» **Reading passage**:
Reflections with Richard Williams: October 2017
McLaren remains in a trough, having not recorded a podium finish since Australia 2014, but lately there have been flickers of genuine hope
The party thrown by the team in the Hungaroring paddock for Fernando Alonso’s 36th birthday was not, thank goodness, the only sign of life at McLaren this summer. Such an ugly season for the Woking outfit – such an ugly few seasons, in fact – had even made the once unimaginable prospect of the venerable team’s demise start to cross a few minds. Could McLaren really have been about to go the way of Cooper, BRM, Lotus and Brabham? But seventh and eighth places on the grid for Alonso and Stoffel Vandoorne in Budapest were followed by sixth and 10th places in the race, easily their most convincing collective performance of the season.

» **Recorded data**:
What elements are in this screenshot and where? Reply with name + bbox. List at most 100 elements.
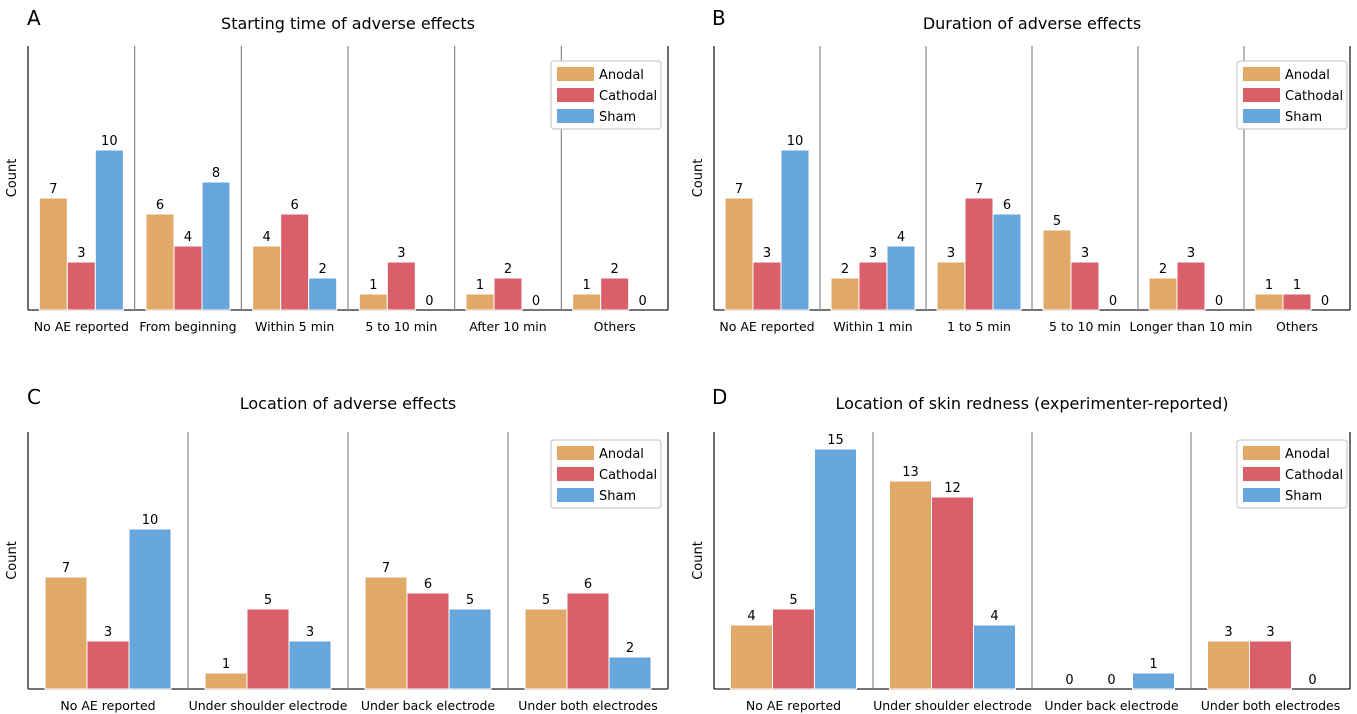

» **Tasks and exercises**:
(1) Answer these questions using the McLaren column:
(a) When did McLaren last finish on the podium?
(b) Which birthday did the team celebrate for Fernando Alonso in the Hungaroring paddock?
(c) Where did Alonso and Stoffel Vandoorne finish in the race in Budapest?
(2) Transcribe the McLaren column word for word, starting at "Reflections with Richard" and ending at "of the season.".

» **Response list**:
(1)
(a) Australia 2014
(b) His 36th
(c) Sixth and 10th

(2)
Reflections with Richard Williams: October 2017
McLaren remains in a trough, having not recorded a podium finish since Australia 2014, but lately there have been flickers of genuine hope
The party thrown by the team in the Hungaroring paddock for Fernando Alonso’s 36th birthday was not, thank goodness, the only sign of life at McLaren this summer. Such an ugly season for the Woking outfit – such an ugly few seasons, in fact – had even made the once unimaginable prospect of the venerable team’s demise start to cross a few minds. Could McLaren really have been about to go the way of Cooper, BRM, Lotus and Brabham? But seventh and eighth places on the grid for Alonso and Stoffel Vandoorne in Budapest were followed by sixth and 10th places in the race, easily their most convincing collective performance of the season.